** START OF Listing **

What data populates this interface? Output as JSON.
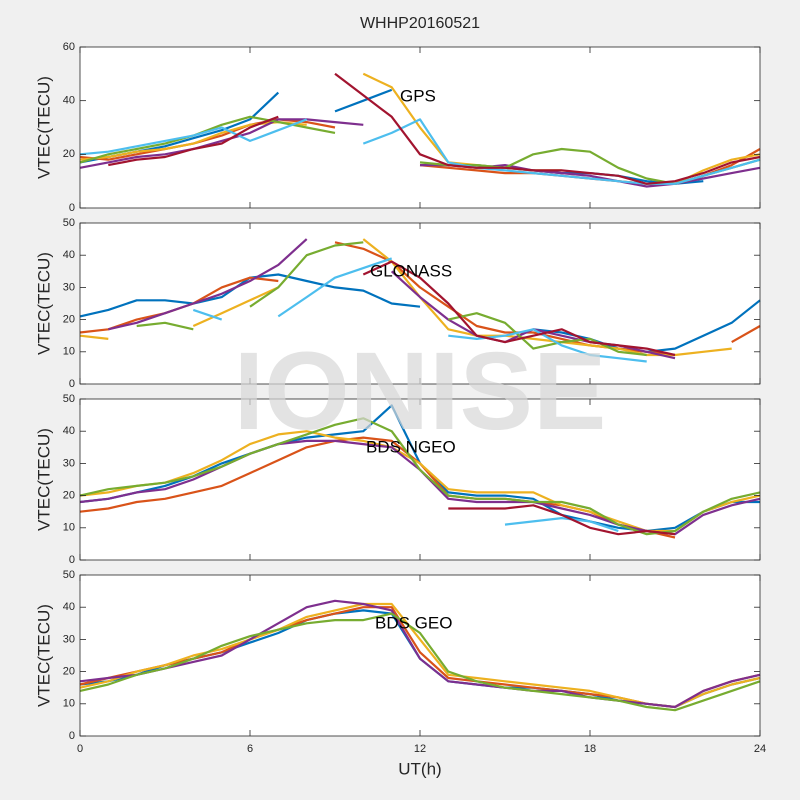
{
  "title": "WHHP20160521",
  "watermark": "IONISE",
  "chart_data": [
    {
      "type": "line",
      "annotation": "GPS",
      "ylabel": "VTEC(TECU)",
      "show_xticklabels": false,
      "x": [
        0,
        1,
        2,
        3,
        4,
        5,
        6,
        7,
        8,
        9,
        10,
        11,
        12,
        13,
        14,
        15,
        16,
        17,
        18,
        19,
        20,
        21,
        22,
        23,
        24
      ],
      "xlim": [
        0,
        24
      ],
      "xticks": [
        0,
        6,
        12,
        18,
        24
      ],
      "ylim": [
        0,
        60
      ],
      "yticks": [
        0,
        20,
        40,
        60
      ],
      "series": [
        {
          "color": "#0072bd",
          "values": [
            17,
            19,
            21,
            23,
            26,
            29,
            33,
            43,
            null,
            36,
            40,
            44,
            null,
            16,
            16,
            15,
            14,
            13,
            13,
            12,
            10,
            9,
            10,
            null,
            null
          ]
        },
        {
          "color": "#d95319",
          "values": [
            19,
            18,
            20,
            22,
            24,
            27,
            31,
            33,
            32,
            30,
            null,
            null,
            16,
            15,
            14,
            13,
            13,
            12,
            11,
            10,
            9,
            9,
            12,
            16,
            22
          ]
        },
        {
          "color": "#edb120",
          "values": [
            18,
            19,
            21,
            22,
            24,
            28,
            31,
            32,
            31,
            null,
            50,
            45,
            30,
            17,
            16,
            15,
            14,
            14,
            null,
            10,
            9,
            9,
            14,
            18,
            20
          ]
        },
        {
          "color": "#7e2f8e",
          "values": [
            15,
            17,
            19,
            20,
            22,
            25,
            28,
            33,
            33,
            32,
            31,
            null,
            16,
            16,
            15,
            16,
            14,
            13,
            12,
            10,
            8,
            9,
            11,
            13,
            15
          ]
        },
        {
          "color": "#77ac30",
          "values": [
            17,
            20,
            22,
            24,
            27,
            31,
            34,
            32,
            30,
            28,
            null,
            null,
            17,
            16,
            16,
            15,
            20,
            22,
            21,
            15,
            11,
            9,
            12,
            15,
            18
          ]
        },
        {
          "color": "#4dbeee",
          "values": [
            20,
            21,
            23,
            25,
            27,
            30,
            25,
            29,
            33,
            null,
            24,
            28,
            33,
            17,
            15,
            14,
            13,
            12,
            11,
            10,
            9,
            9,
            12,
            15,
            18
          ]
        },
        {
          "color": "#a2142f",
          "values": [
            null,
            16,
            18,
            19,
            22,
            24,
            30,
            34,
            null,
            50,
            42,
            34,
            20,
            16,
            15,
            15,
            14,
            14,
            13,
            12,
            9,
            10,
            13,
            17,
            19
          ]
        }
      ]
    },
    {
      "type": "line",
      "annotation": "GLONASS",
      "ylabel": "VTEC(TECU)",
      "show_xticklabels": false,
      "x": [
        0,
        1,
        2,
        3,
        4,
        5,
        6,
        7,
        8,
        9,
        10,
        11,
        12,
        13,
        14,
        15,
        16,
        17,
        18,
        19,
        20,
        21,
        22,
        23,
        24
      ],
      "xlim": [
        0,
        24
      ],
      "xticks": [
        0,
        6,
        12,
        18,
        24
      ],
      "ylim": [
        0,
        50
      ],
      "yticks": [
        0,
        10,
        20,
        30,
        40,
        50
      ],
      "series": [
        {
          "color": "#0072bd",
          "values": [
            21,
            23,
            26,
            26,
            25,
            27,
            33,
            34,
            32,
            30,
            29,
            25,
            24,
            null,
            null,
            null,
            17,
            16,
            14,
            11,
            10,
            11,
            15,
            19,
            26
          ]
        },
        {
          "color": "#d95319",
          "values": [
            16,
            17,
            20,
            22,
            25,
            30,
            33,
            32,
            null,
            44,
            42,
            38,
            30,
            24,
            18,
            16,
            16,
            14,
            12,
            11,
            10,
            9,
            null,
            13,
            18
          ]
        },
        {
          "color": "#edb120",
          "values": [
            15,
            14,
            null,
            null,
            18,
            22,
            26,
            30,
            null,
            null,
            45,
            38,
            27,
            17,
            15,
            15,
            14,
            13,
            12,
            11,
            9,
            9,
            10,
            11,
            null
          ]
        },
        {
          "color": "#7e2f8e",
          "values": [
            null,
            17,
            19,
            22,
            25,
            28,
            32,
            37,
            45,
            null,
            null,
            35,
            27,
            20,
            15,
            13,
            17,
            15,
            13,
            12,
            10,
            8,
            null,
            null,
            null
          ]
        },
        {
          "color": "#77ac30",
          "values": [
            null,
            null,
            18,
            19,
            17,
            null,
            24,
            30,
            40,
            43,
            44,
            null,
            null,
            20,
            22,
            19,
            11,
            13,
            14,
            10,
            9,
            null,
            null,
            null,
            null
          ]
        },
        {
          "color": "#4dbeee",
          "values": [
            null,
            null,
            null,
            null,
            23,
            20,
            null,
            21,
            27,
            33,
            36,
            39,
            null,
            15,
            14,
            15,
            17,
            12,
            9,
            8,
            7,
            null,
            null,
            null,
            null
          ]
        },
        {
          "color": "#a2142f",
          "values": [
            null,
            null,
            null,
            null,
            null,
            null,
            null,
            null,
            46,
            null,
            34,
            38,
            33,
            25,
            15,
            13,
            15,
            17,
            13,
            12,
            11,
            9,
            null,
            null,
            null
          ]
        }
      ]
    },
    {
      "type": "line",
      "annotation": "BDS NGEO",
      "ylabel": "VTEC(TECU)",
      "show_xticklabels": false,
      "x": [
        0,
        1,
        2,
        3,
        4,
        5,
        6,
        7,
        8,
        9,
        10,
        11,
        12,
        13,
        14,
        15,
        16,
        17,
        18,
        19,
        20,
        21,
        22,
        23,
        24
      ],
      "xlim": [
        0,
        24
      ],
      "xticks": [
        0,
        6,
        12,
        18,
        24
      ],
      "ylim": [
        0,
        50
      ],
      "yticks": [
        0,
        10,
        20,
        30,
        40,
        50
      ],
      "series": [
        {
          "color": "#0072bd",
          "values": [
            18,
            19,
            21,
            23,
            26,
            30,
            33,
            36,
            38,
            39,
            40,
            48,
            30,
            21,
            20,
            20,
            19,
            14,
            12,
            10,
            9,
            10,
            15,
            18,
            18
          ]
        },
        {
          "color": "#d95319",
          "values": [
            15,
            16,
            18,
            19,
            21,
            23,
            27,
            31,
            35,
            37,
            38,
            37,
            30,
            20,
            19,
            19,
            18,
            17,
            15,
            11,
            9,
            7,
            null,
            null,
            null
          ]
        },
        {
          "color": "#edb120",
          "values": [
            20,
            21,
            23,
            24,
            27,
            31,
            36,
            39,
            40,
            38,
            37,
            35,
            30,
            22,
            21,
            21,
            21,
            17,
            15,
            12,
            9,
            9,
            15,
            18,
            20
          ]
        },
        {
          "color": "#7e2f8e",
          "values": [
            18,
            19,
            21,
            22,
            25,
            29,
            33,
            36,
            37,
            37,
            36,
            35,
            28,
            19,
            18,
            18,
            18,
            16,
            14,
            11,
            9,
            8,
            14,
            17,
            19
          ]
        },
        {
          "color": "#77ac30",
          "values": [
            20,
            22,
            23,
            24,
            26,
            29,
            33,
            36,
            39,
            42,
            44,
            40,
            28,
            20,
            19,
            19,
            18,
            18,
            16,
            11,
            8,
            9,
            15,
            19,
            21
          ]
        },
        {
          "color": "#4dbeee",
          "values": [
            null,
            null,
            null,
            null,
            null,
            null,
            null,
            null,
            null,
            null,
            null,
            null,
            null,
            null,
            null,
            11,
            12,
            13,
            12,
            9,
            null,
            null,
            null,
            null,
            null
          ]
        },
        {
          "color": "#a2142f",
          "values": [
            null,
            null,
            null,
            null,
            null,
            null,
            null,
            null,
            null,
            null,
            null,
            null,
            null,
            16,
            16,
            16,
            17,
            14,
            10,
            8,
            9,
            8,
            null,
            null,
            null
          ]
        }
      ]
    },
    {
      "type": "line",
      "annotation": "BDS GEO",
      "ylabel": "VTEC(TECU)",
      "xlabel": "UT(h)",
      "show_xticklabels": true,
      "x": [
        0,
        1,
        2,
        3,
        4,
        5,
        6,
        7,
        8,
        9,
        10,
        11,
        12,
        13,
        14,
        15,
        16,
        17,
        18,
        19,
        20,
        21,
        22,
        23,
        24
      ],
      "xlim": [
        0,
        24
      ],
      "xticks": [
        0,
        6,
        12,
        18,
        24
      ],
      "ylim": [
        0,
        50
      ],
      "yticks": [
        0,
        10,
        20,
        30,
        40,
        50
      ],
      "series": [
        {
          "color": "#0072bd",
          "values": [
            16,
            17,
            19,
            22,
            24,
            26,
            29,
            32,
            36,
            38,
            39,
            38,
            24,
            17,
            16,
            15,
            15,
            14,
            13,
            11,
            10,
            9,
            13,
            16,
            18
          ]
        },
        {
          "color": "#d95319",
          "values": [
            16,
            18,
            20,
            22,
            24,
            26,
            30,
            33,
            36,
            38,
            40,
            40,
            26,
            18,
            17,
            16,
            15,
            14,
            13,
            12,
            10,
            9,
            14,
            17,
            19
          ]
        },
        {
          "color": "#edb120",
          "values": [
            15,
            17,
            20,
            22,
            25,
            27,
            30,
            33,
            37,
            39,
            41,
            41,
            30,
            19,
            18,
            17,
            16,
            15,
            14,
            12,
            10,
            9,
            13,
            16,
            18
          ]
        },
        {
          "color": "#7e2f8e",
          "values": [
            17,
            18,
            19,
            21,
            23,
            25,
            30,
            35,
            40,
            42,
            41,
            39,
            24,
            17,
            16,
            15,
            14,
            14,
            12,
            11,
            10,
            9,
            14,
            17,
            19
          ]
        },
        {
          "color": "#77ac30",
          "values": [
            14,
            16,
            19,
            21,
            24,
            28,
            31,
            33,
            35,
            36,
            36,
            38,
            32,
            20,
            17,
            15,
            14,
            13,
            12,
            11,
            9,
            8,
            11,
            14,
            17
          ]
        }
      ]
    }
  ]
}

** END OF Listing **

**Challenge**
Show every line above in which the word "annotation" occurs.

**Result below**
      "annotation": "GPS",
      "annotation": "GLONASS",
      "annotation": "BDS NGEO",
      "annotation": "BDS GEO",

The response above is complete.